STATED PROBLEM:
Return the whole listing, line for line, without the pictures in it.
++++
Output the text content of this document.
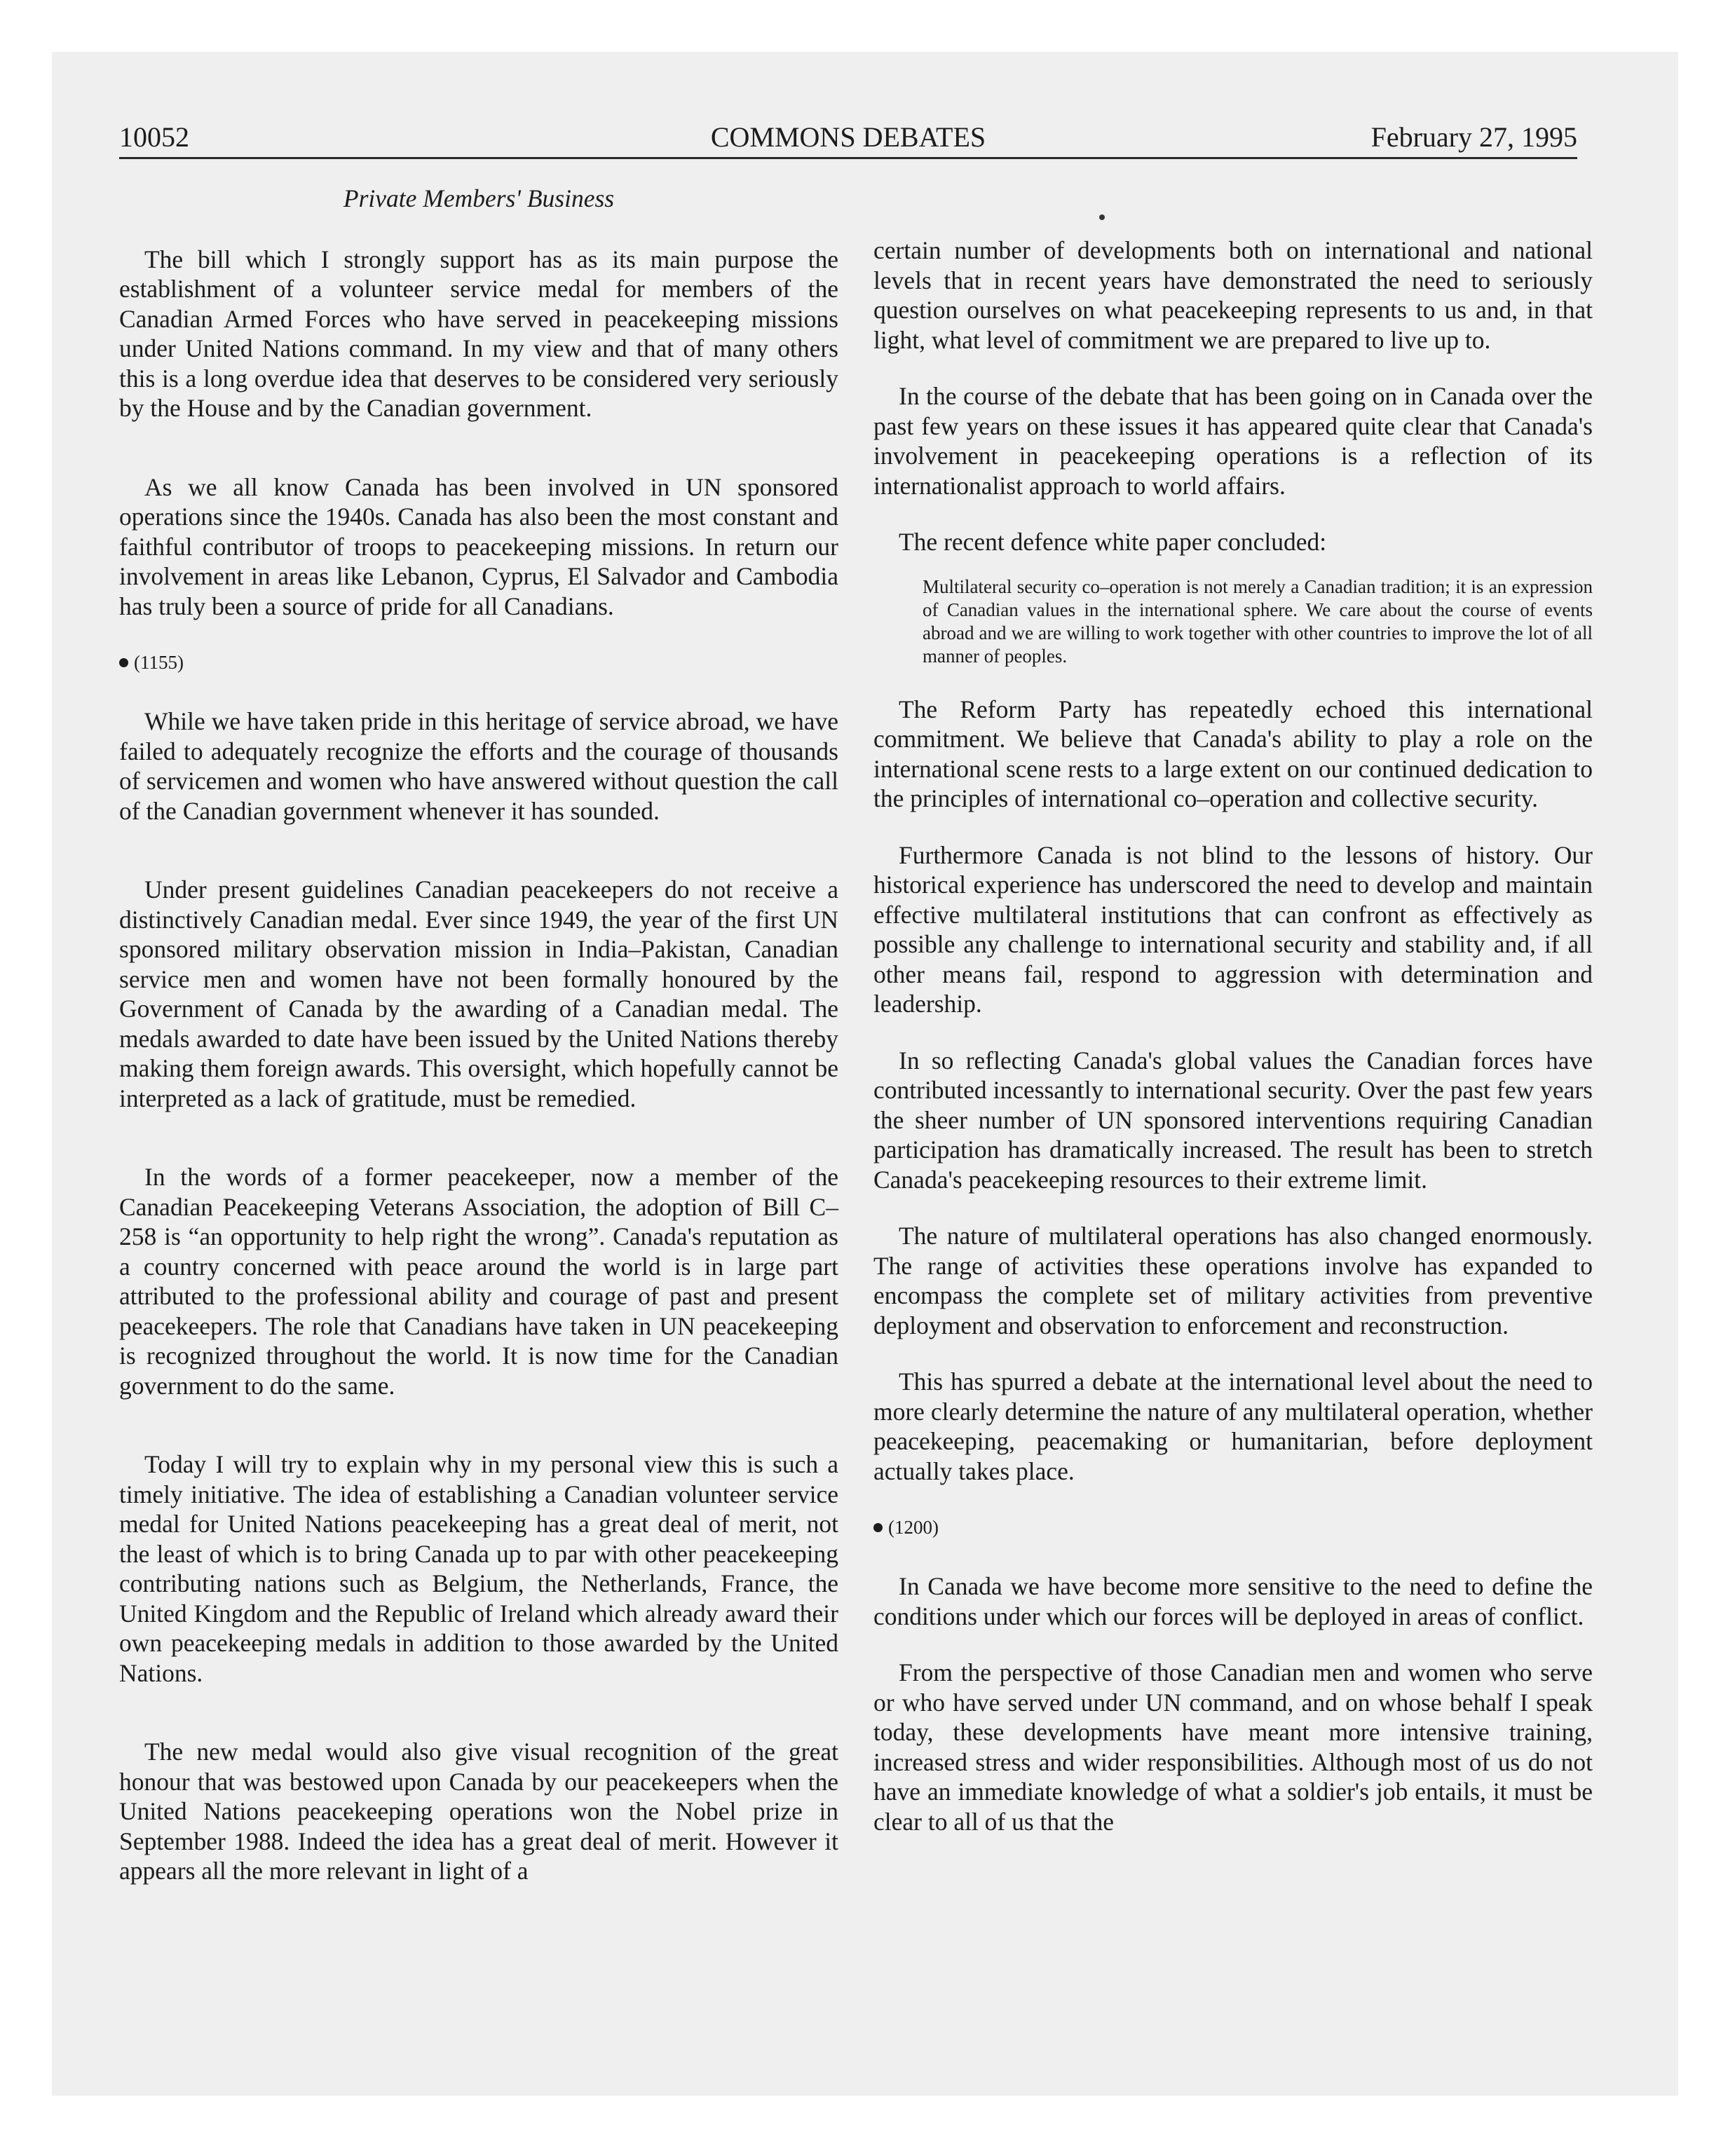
10052	COMMONS DEBATES	February 27, 1995
Private Members' Business

The bill which I strongly support has as its main purpose the establishment of a volunteer service medal for members of the Canadian Armed Forces who have served in peacekeeping missions under United Nations command. In my view and that of many others this is a long overdue idea that deserves to be considered very seriously by the House and by the Canadian government.

As we all know Canada has been involved in UN sponsored operations since the 1940s. Canada has also been the most constant and faithful contributor of troops to peacekeeping missions. In return our involvement in areas like Lebanon, Cyprus, El Salvador and Cambodia has truly been a source of pride for all Canadians.

(1155)

While we have taken pride in this heritage of service abroad, we have failed to adequately recognize the efforts and the courage of thousands of servicemen and women who have answered without question the call of the Canadian government whenever it has sounded.

Under present guidelines Canadian peacekeepers do not receive a distinctively Canadian medal. Ever since 1949, the year of the first UN sponsored military observation mission in India–Pakistan, Canadian service men and women have not been formally honoured by the Government of Canada by the awarding of a Canadian medal. The medals awarded to date have been issued by the United Nations thereby making them foreign awards. This oversight, which hopefully cannot be interpreted as a lack of gratitude, must be remedied.

In the words of a former peacekeeper, now a member of the Canadian Peacekeeping Veterans Association, the adoption of Bill C–258 is “an opportunity to help right the wrong”. Canada's reputation as a country concerned with peace around the world is in large part attributed to the professional ability and courage of past and present peacekeepers. The role that Canadians have taken in UN peacekeeping is recognized throughout the world. It is now time for the Canadian government to do the same.

Today I will try to explain why in my personal view this is such a timely initiative. The idea of establishing a Canadian volunteer service medal for United Nations peacekeeping has a great deal of merit, not the least of which is to bring Canada up to par with other peacekeeping contributing nations such as Belgium, the Netherlands, France, the United Kingdom and the Republic of Ireland which already award their own peacekeeping medals in addition to those awarded by the United Nations.

The new medal would also give visual recognition of the great honour that was bestowed upon Canada by our peacekeepers when the United Nations peacekeeping operations won the Nobel prize in September 1988. Indeed the idea has a great deal of merit. However it appears all the more relevant in light of a

certain number of developments both on international and national levels that in recent years have demonstrated the need to seriously question ourselves on what peacekeeping represents to us and, in that light, what level of commitment we are prepared to live up to.

In the course of the debate that has been going on in Canada over the past few years on these issues it has appeared quite clear that Canada's involvement in peacekeeping operations is a reflection of its internationalist approach to world affairs.

The recent defence white paper concluded:

Multilateral security co–operation is not merely a Canadian tradition; it is an expression of Canadian values in the international sphere. We care about the course of events abroad and we are willing to work together with other countries to improve the lot of all manner of peoples.

The Reform Party has repeatedly echoed this international commitment. We believe that Canada's ability to play a role on the international scene rests to a large extent on our continued dedication to the principles of international co–operation and collective security.

Furthermore Canada is not blind to the lessons of history. Our historical experience has underscored the need to develop and maintain effective multilateral institutions that can confront as effectively as possible any challenge to international security and stability and, if all other means fail, respond to aggression with determination and leadership.

In so reflecting Canada's global values the Canadian forces have contributed incessantly to international security. Over the past few years the sheer number of UN sponsored interventions requiring Canadian participation has dramatically increased. The result has been to stretch Canada's peacekeeping resources to their extreme limit.

The nature of multilateral operations has also changed enormously. The range of activities these operations involve has expanded to encompass the complete set of military activities from preventive deployment and observation to enforcement and reconstruction.

This has spurred a debate at the international level about the need to more clearly determine the nature of any multilateral operation, whether peacekeeping, peacemaking or humanitarian, before deployment actually takes place.

(1200)

In Canada we have become more sensitive to the need to define the conditions under which our forces will be deployed in areas of conflict.

From the perspective of those Canadian men and women who serve or who have served under UN command, and on whose behalf I speak today, these developments have meant more intensive training, increased stress and wider responsibilities. Although most of us do not have an immediate knowledge of what a soldier's job entails, it must be clear to all of us that the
++++
ANSWER:
Output the text content of this document.
10052	COMMONS DEBATES	February 27, 1995
Private Members' Business

The bill which I strongly support has as its main purpose the establishment of a volunteer service medal for members of the Canadian Armed Forces who have served in peacekeeping missions under United Nations command. In my view and that of many others this is a long overdue idea that deserves to be considered very seriously by the House and by the Canadian government.

As we all know Canada has been involved in UN sponsored operations since the 1940s. Canada has also been the most constant and faithful contributor of troops to peacekeeping missions. In return our involvement in areas like Lebanon, Cyprus, El Salvador and Cambodia has truly been a source of pride for all Canadians.

(1155)

While we have taken pride in this heritage of service abroad, we have failed to adequately recognize the efforts and the courage of thousands of servicemen and women who have answered without question the call of the Canadian government whenever it has sounded.

Under present guidelines Canadian peacekeepers do not receive a distinctively Canadian medal. Ever since 1949, the year of the first UN sponsored military observation mission in India–Pakistan, Canadian service men and women have not been formally honoured by the Government of Canada by the awarding of a Canadian medal. The medals awarded to date have been issued by the United Nations thereby making them foreign awards. This oversight, which hopefully cannot be interpreted as a lack of gratitude, must be remedied.

In the words of a former peacekeeper, now a member of the Canadian Peacekeeping Veterans Association, the adoption of Bill C–258 is “an opportunity to help right the wrong”. Canada's reputation as a country concerned with peace around the world is in large part attributed to the professional ability and courage of past and present peacekeepers. The role that Canadians have taken in UN peacekeeping is recognized throughout the world. It is now time for the Canadian government to do the same.

Today I will try to explain why in my personal view this is such a timely initiative. The idea of establishing a Canadian volunteer service medal for United Nations peacekeeping has a great deal of merit, not the least of which is to bring Canada up to par with other peacekeeping contributing nations such as Belgium, the Netherlands, France, the United Kingdom and the Republic of Ireland which already award their own peacekeeping medals in addition to those awarded by the United Nations.

The new medal would also give visual recognition of the great honour that was bestowed upon Canada by our peacekeepers when the United Nations peacekeeping operations won the Nobel prize in September 1988. Indeed the idea has a great deal of merit. However it appears all the more relevant in light of a

certain number of developments both on international and national levels that in recent years have demonstrated the need to seriously question ourselves on what peacekeeping represents to us and, in that light, what level of commitment we are prepared to live up to.

In the course of the debate that has been going on in Canada over the past few years on these issues it has appeared quite clear that Canada's involvement in peacekeeping operations is a reflection of its internationalist approach to world affairs.

The recent defence white paper concluded:

Multilateral security co–operation is not merely a Canadian tradition; it is an expression of Canadian values in the international sphere. We care about the course of events abroad and we are willing to work together with other countries to improve the lot of all manner of peoples.

The Reform Party has repeatedly echoed this international commitment. We believe that Canada's ability to play a role on the international scene rests to a large extent on our continued dedication to the principles of international co–operation and collective security.

Furthermore Canada is not blind to the lessons of history. Our historical experience has underscored the need to develop and maintain effective multilateral institutions that can confront as effectively as possible any challenge to international security and stability and, if all other means fail, respond to aggression with determination and leadership.

In so reflecting Canada's global values the Canadian forces have contributed incessantly to international security. Over the past few years the sheer number of UN sponsored interventions requiring Canadian participation has dramatically increased. The result has been to stretch Canada's peacekeeping resources to their extreme limit.

The nature of multilateral operations has also changed enormously. The range of activities these operations involve has expanded to encompass the complete set of military activities from preventive deployment and observation to enforcement and reconstruction.

This has spurred a debate at the international level about the need to more clearly determine the nature of any multilateral operation, whether peacekeeping, peacemaking or humanitarian, before deployment actually takes place.

(1200)

In Canada we have become more sensitive to the need to define the conditions under which our forces will be deployed in areas of conflict.

From the perspective of those Canadian men and women who serve or who have served under UN command, and on whose behalf I speak today, these developments have meant more intensive training, increased stress and wider responsibilities. Although most of us do not have an immediate knowledge of what a soldier's job entails, it must be clear to all of us that the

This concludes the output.